» **Exercise**
Return an exact copy of the entries, skipping any picture you find.
..............................
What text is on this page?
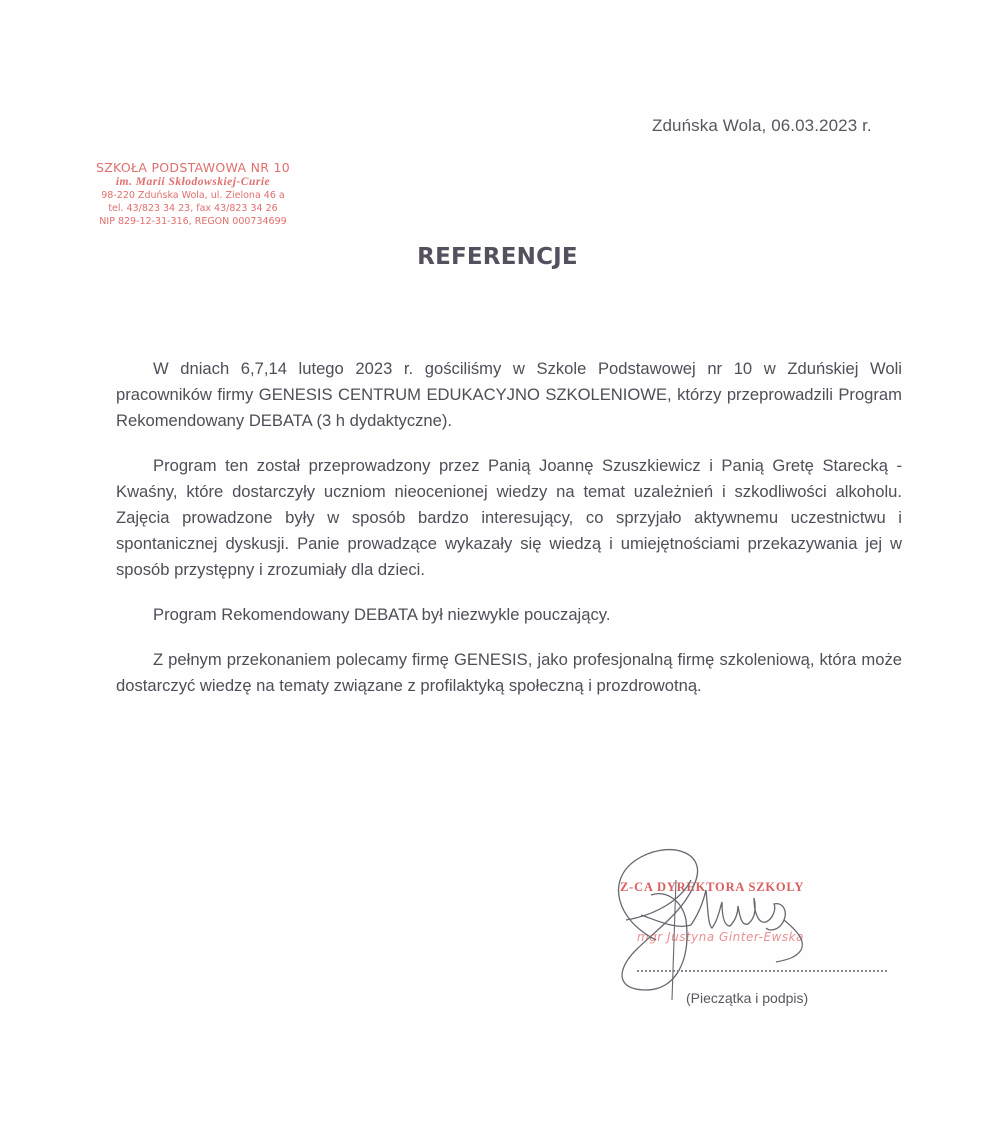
Zduńska Wola, 06.03.2023 r.
SZKOŁA PODSTAWOWA NR 10
im. Marii Skłodowskiej-Curie
98-220 Zduńska Wola, ul. Zielona 46 a
tel. 43/823 34 23, fax 43/823 34 26
NIP 829-12-31-316, REGON 000734699
REFERENCJE

W dniach 6,7,14 lutego 2023 r. gościliśmy w Szkole Podstawowej nr 10 w Zduńskiej Woli pracowników firmy GENESIS CENTRUM EDUKACYJNO SZKOLENIOWE, którzy przeprowadzili Program Rekomendowany DEBATA (3 h dydaktyczne).

Program ten został przeprowadzony przez Panią Joannę Szuszkiewicz i Panią Gretę Starecką - Kwaśny, które dostarczyły uczniom nieocenionej wiedzy na temat uzależnień i szkodliwości alkoholu. Zajęcia prowadzone były w sposób bardzo interesujący, co sprzyjało aktywnemu uczestnictwu i spontanicznej dyskusji. Panie prowadzące wykazały się wiedzą i umiejętnościami przekazywania jej w sposób przystępny i zrozumiały dla dzieci.

Program Rekomendowany DEBATA był niezwykle pouczający.

Z pełnym przekonaniem polecamy firmę GENESIS, jako profesjonalną firmę szkoleniową, która może dostarczyć wiedzę na tematy związane z profilaktyką społeczną i prozdrowotną.

Z-CA DYREKTORA SZKOLY
mgr Justyna Ginter-Ewska
(Pieczątka i podpis)
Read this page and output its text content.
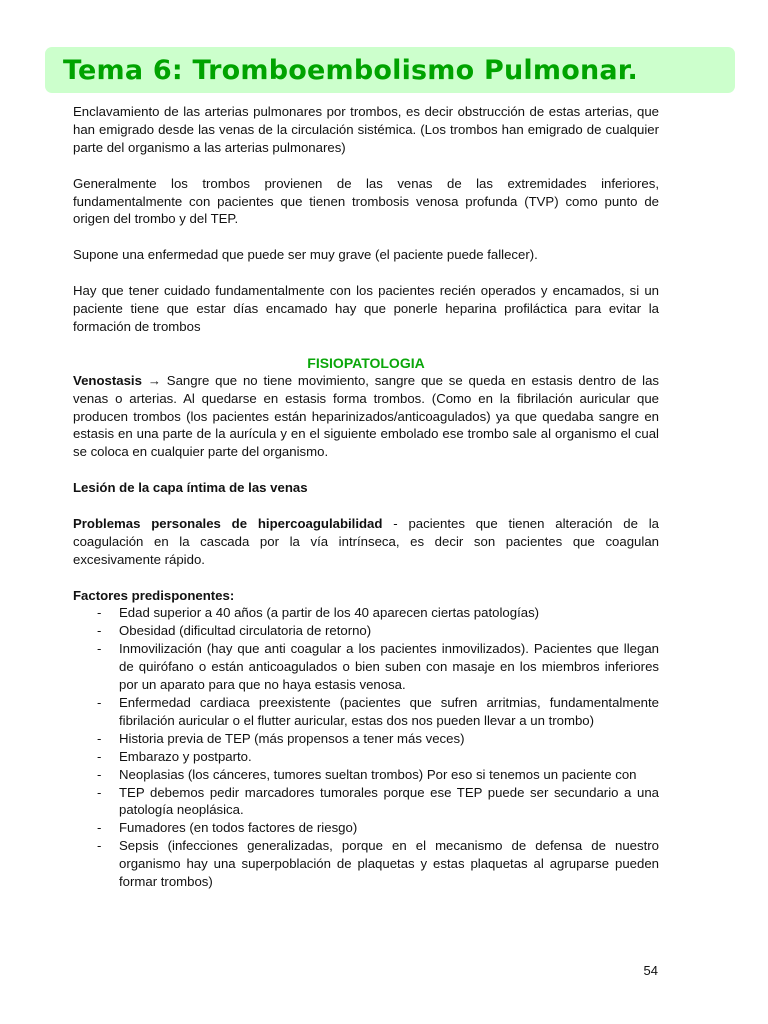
Tema 6: Tromboembolismo Pulmonar.

Enclavamiento de las arterias pulmonares por trombos, es decir obstrucción de estas arterias, que han emigrado desde las venas de la circulación sistémica. (Los trombos han emigrado de cualquier parte del organismo a las arterias pulmonares)

Generalmente los trombos provienen de las venas de las extremidades inferiores, fundamentalmente con pacientes que tienen trombosis venosa profunda (TVP) como punto de origen del trombo y del TEP.

Supone una enfermedad que puede ser muy grave (el paciente puede fallecer).

Hay que tener cuidado fundamentalmente con los pacientes recién operados y encamados, si un paciente tiene que estar días encamado hay que ponerle heparina profiláctica para evitar la formación de trombos

FISIOPATOLOGIA

Venostasis → Sangre que no tiene movimiento, sangre que se queda en estasis dentro de las venas o arterias. Al quedarse en estasis forma trombos. (Como en la fibrilación auricular que producen trombos (los pacientes están heparinizados/anticoagulados) ya que quedaba sangre en estasis en una parte de la aurícula y en el siguiente embolado ese trombo sale al organismo el cual se coloca en cualquier parte del organismo.

Lesión de la capa íntima de las venas

Problemas personales de hipercoagulabilidad - pacientes que tienen alteración de la coagulación en la cascada por la vía intrínseca, es decir son pacientes que coagulan excesivamente rápido.

Factores predisponentes:
- Edad superior a 40 años (a partir de los 40 aparecen ciertas patologías)
- Obesidad (dificultad circulatoria de retorno)
- Inmovilización (hay que anti coagular a los pacientes inmovilizados). Pacientes que llegan de quirófano o están anticoagulados o bien suben con masaje en los miembros inferiores por un aparato para que no haya estasis venosa.
- Enfermedad cardiaca preexistente (pacientes que sufren arritmias, fundamentalmente fibrilación auricular o el flutter auricular, estas dos nos pueden llevar a un trombo)
- Historia previa de TEP (más propensos a tener más veces)
- Embarazo y postparto.
- Neoplasias (los cánceres, tumores sueltan trombos) Por eso si tenemos un paciente con
- TEP debemos pedir marcadores tumorales porque ese TEP puede ser secundario a una patología neoplásica.
- Fumadores (en todos factores de riesgo)
- Sepsis (infecciones generalizadas, porque en el mecanismo de defensa de nuestro organismo hay una superpoblación de plaquetas y estas plaquetas al agruparse pueden formar trombos)
54
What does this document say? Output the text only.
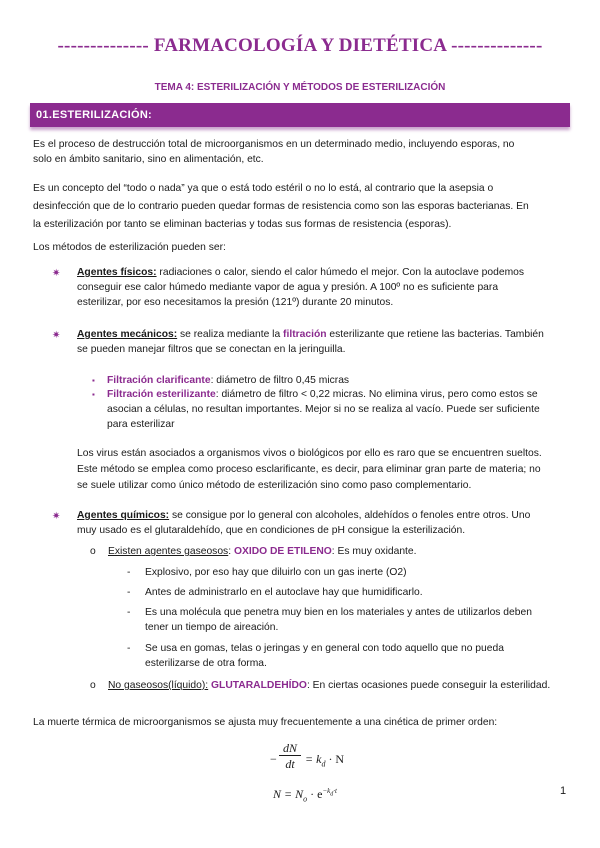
-------------- FARMACOLOGÍA Y DIETÉTICA --------------
TEMA 4: ESTERILIZACIÓN Y MÉTODOS DE ESTERILIZACIÓN
01.ESTERILIZACIÓN:
Es el proceso de destrucción total de microorganismos en un determinado medio, incluyendo esporas, no
solo en ámbito sanitario, sino en alimentación, etc.
Es un concepto del “todo o nada” ya que o está todo estéril o no lo está, al contrario que la asepsia o
desinfección que de lo contrario pueden quedar formas de resistencia como son las esporas bacterianas. En
la esterilización por tanto se eliminan bacterias y todas sus formas de resistencia (esporas).
Los métodos de esterilización pueden ser:
✷	Agentes físicos: radiaciones o calor, siendo el calor húmedo el mejor. Con la autoclave podemos
conseguir ese calor húmedo mediante vapor de agua y presión. A 100º no es suficiente para
esterilizar, por eso necesitamos la presión (121º) durante 20 minutos.
✷	Agentes mecánicos: se realiza mediante la filtración esterilizante que retiene las bacterias. También
se pueden manejar filtros que se conectan en la jeringuilla.
▪	Filtración clarificante: diámetro de filtro 0,45 micras
▪	Filtración esterilizante: diámetro de filtro < 0,22 micras. No elimina virus, pero como estos se
asocian a células, no resultan importantes. Mejor si no se realiza al vacío. Puede ser suficiente
para esterilizar
Los virus están asociados a organismos vivos o biológicos por ello es raro que se encuentren sueltos.
Este método se emplea como proceso esclarificante, es decir, para eliminar gran parte de materia; no
se suele utilizar como único método de esterilización sino como paso complementario.
✷	Agentes químicos: se consigue por lo general con alcoholes, aldehídos o fenoles entre otros. Uno
muy usado es el glutaraldehído, que en condiciones de pH consigue la esterilización.
o Existen agentes gaseosos: OXIDO DE ETILENO: Es muy oxidante.
- Explosivo, por eso hay que diluirlo con un gas inerte (O2)
- Antes de administrarlo en el autoclave hay que humidificarlo.
- Es una molécula que penetra muy bien en los materiales y antes de utilizarlos deben
tener un tiempo de aireación.
- Se usa en gomas, telas o jeringas y en general con todo aquello que no pueda
esterilizarse de otra forma.
o No gaseosos(líquido): GLUTARALDEHÍDO: En ciertas ocasiones puede conseguir la esterilidad.
La muerte térmica de microorganismos se ajusta muy frecuentemente a una cinética de primer orden:
−
dN
dt = $k_d \cdot N$
$N = N_o \cdot e^{-k_d\cdot t}$	1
..............................
» **Result for this task**
What text is on this page?
Zduńska Wola, 06.03.2023 r.
SZKOŁA PODSTAWOWA NR 10
im. Marii Skłodowskiej-Curie
98-220 Zduńska Wola, ul. Zielona 46 a
tel. 43/823 34 23, fax 43/823 34 26
NIP 829-12-31-316, REGON 000734699
REFERENCJE

W dniach 6,7,14 lutego 2023 r. gościliśmy w Szkole Podstawowej nr 10 w Zduńskiej Woli pracowników firmy GENESIS CENTRUM EDUKACYJNO SZKOLENIOWE, którzy przeprowadzili Program Rekomendowany DEBATA (3 h dydaktyczne).

Program ten został przeprowadzony przez Panią Joannę Szuszkiewicz i Panią Gretę Starecką - Kwaśny, które dostarczyły uczniom nieocenionej wiedzy na temat uzależnień i szkodliwości alkoholu. Zajęcia prowadzone były w sposób bardzo interesujący, co sprzyjało aktywnemu uczestnictwu i spontanicznej dyskusji. Panie prowadzące wykazały się wiedzą i umiejętnościami przekazywania jej w sposób przystępny i zrozumiały dla dzieci.

Program Rekomendowany DEBATA był niezwykle pouczający.

Z pełnym przekonaniem polecamy firmę GENESIS, jako profesjonalną firmę szkoleniową, która może dostarczyć wiedzę na tematy związane z profilaktyką społeczną i prozdrowotną.

Z-CA DYREKTORA SZKOLY
mgr Justyna Ginter-Ewska
(Pieczątka i podpis)
Read this page and output its text content.
Tema 6: Tromboembolismo Pulmonar.

Enclavamiento de las arterias pulmonares por trombos, es decir obstrucción de estas arterias, que han emigrado desde las venas de la circulación sistémica. (Los trombos han emigrado de cualquier parte del organismo a las arterias pulmonares)

Generalmente los trombos provienen de las venas de las extremidades inferiores, fundamentalmente con pacientes que tienen trombosis venosa profunda (TVP) como punto de origen del trombo y del TEP.

Supone una enfermedad que puede ser muy grave (el paciente puede fallecer).

Hay que tener cuidado fundamentalmente con los pacientes recién operados y encamados, si un paciente tiene que estar días encamado hay que ponerle heparina profiláctica para evitar la formación de trombos

FISIOPATOLOGIA

Venostasis → Sangre que no tiene movimiento, sangre que se queda en estasis dentro de las venas o arterias. Al quedarse en estasis forma trombos. (Como en la fibrilación auricular que producen trombos (los pacientes están heparinizados/anticoagulados) ya que quedaba sangre en estasis en una parte de la aurícula y en el siguiente embolado ese trombo sale al organismo el cual se coloca en cualquier parte del organismo.

Lesión de la capa íntima de las venas

Problemas personales de hipercoagulabilidad - pacientes que tienen alteración de la coagulación en la cascada por la vía intrínseca, es decir son pacientes que coagulan excesivamente rápido.

Factores predisponentes:
- Edad superior a 40 años (a partir de los 40 aparecen ciertas patologías)
- Obesidad (dificultad circulatoria de retorno)
- Inmovilización (hay que anti coagular a los pacientes inmovilizados). Pacientes que llegan de quirófano o están anticoagulados o bien suben con masaje en los miembros inferiores por un aparato para que no haya estasis venosa.
- Enfermedad cardiaca preexistente (pacientes que sufren arritmias, fundamentalmente fibrilación auricular o el flutter auricular, estas dos nos pueden llevar a un trombo)
- Historia previa de TEP (más propensos a tener más veces)
- Embarazo y postparto.
- Neoplasias (los cánceres, tumores sueltan trombos) Por eso si tenemos un paciente con
- TEP debemos pedir marcadores tumorales porque ese TEP puede ser secundario a una patología neoplásica.
- Fumadores (en todos factores de riesgo)
- Sepsis (infecciones generalizadas, porque en el mecanismo de defensa de nuestro organismo hay una superpoblación de plaquetas y estas plaquetas al agruparse pueden formar trombos)
54
What does this document say? Output the text only.
-------------- FARMACOLOGÍA Y DIETÉTICA --------------
TEMA 4: ESTERILIZACIÓN Y MÉTODOS DE ESTERILIZACIÓN
01.ESTERILIZACIÓN:
Es el proceso de destrucción total de microorganismos en un determinado medio, incluyendo esporas, no
solo en ámbito sanitario, sino en alimentación, etc.
Es un concepto del “todo o nada” ya que o está todo estéril o no lo está, al contrario que la asepsia o
desinfección que de lo contrario pueden quedar formas de resistencia como son las esporas bacterianas. En
la esterilización por tanto se eliminan bacterias y todas sus formas de resistencia (esporas).
Los métodos de esterilización pueden ser:
✷	Agentes físicos: radiaciones o calor, siendo el calor húmedo el mejor. Con la autoclave podemos
conseguir ese calor húmedo mediante vapor de agua y presión. A 100º no es suficiente para
esterilizar, por eso necesitamos la presión (121º) durante 20 minutos.
✷	Agentes mecánicos: se realiza mediante la filtración esterilizante que retiene las bacterias. También
se pueden manejar filtros que se conectan en la jeringuilla.
▪	Filtración clarificante: diámetro de filtro 0,45 micras
▪	Filtración esterilizante: diámetro de filtro < 0,22 micras. No elimina virus, pero como estos se
asocian a células, no resultan importantes. Mejor si no se realiza al vacío. Puede ser suficiente
para esterilizar
Los virus están asociados a organismos vivos o biológicos por ello es raro que se encuentren sueltos.
Este método se emplea como proceso esclarificante, es decir, para eliminar gran parte de materia; no
se suele utilizar como único método de esterilización sino como paso complementario.
✷	Agentes químicos: se consigue por lo general con alcoholes, aldehídos o fenoles entre otros. Uno
muy usado es el glutaraldehído, que en condiciones de pH consigue la esterilización.
o Existen agentes gaseosos: OXIDO DE ETILENO: Es muy oxidante.
- Explosivo, por eso hay que diluirlo con un gas inerte (O2)
- Antes de administrarlo en el autoclave hay que humidificarlo.
- Es una molécula que penetra muy bien en los materiales y antes de utilizarlos deben
tener un tiempo de aireación.
- Se usa en gomas, telas o jeringas y en general con todo aquello que no pueda
esterilizarse de otra forma.
o No gaseosos(líquido): GLUTARALDEHÍDO: En ciertas ocasiones puede conseguir la esterilidad.
La muerte térmica de microorganismos se ajusta muy frecuentemente a una cinética de primer orden:
−
dN
dt = $k_d \cdot N$
$N = N_o \cdot e^{-k_d\cdot t}$	1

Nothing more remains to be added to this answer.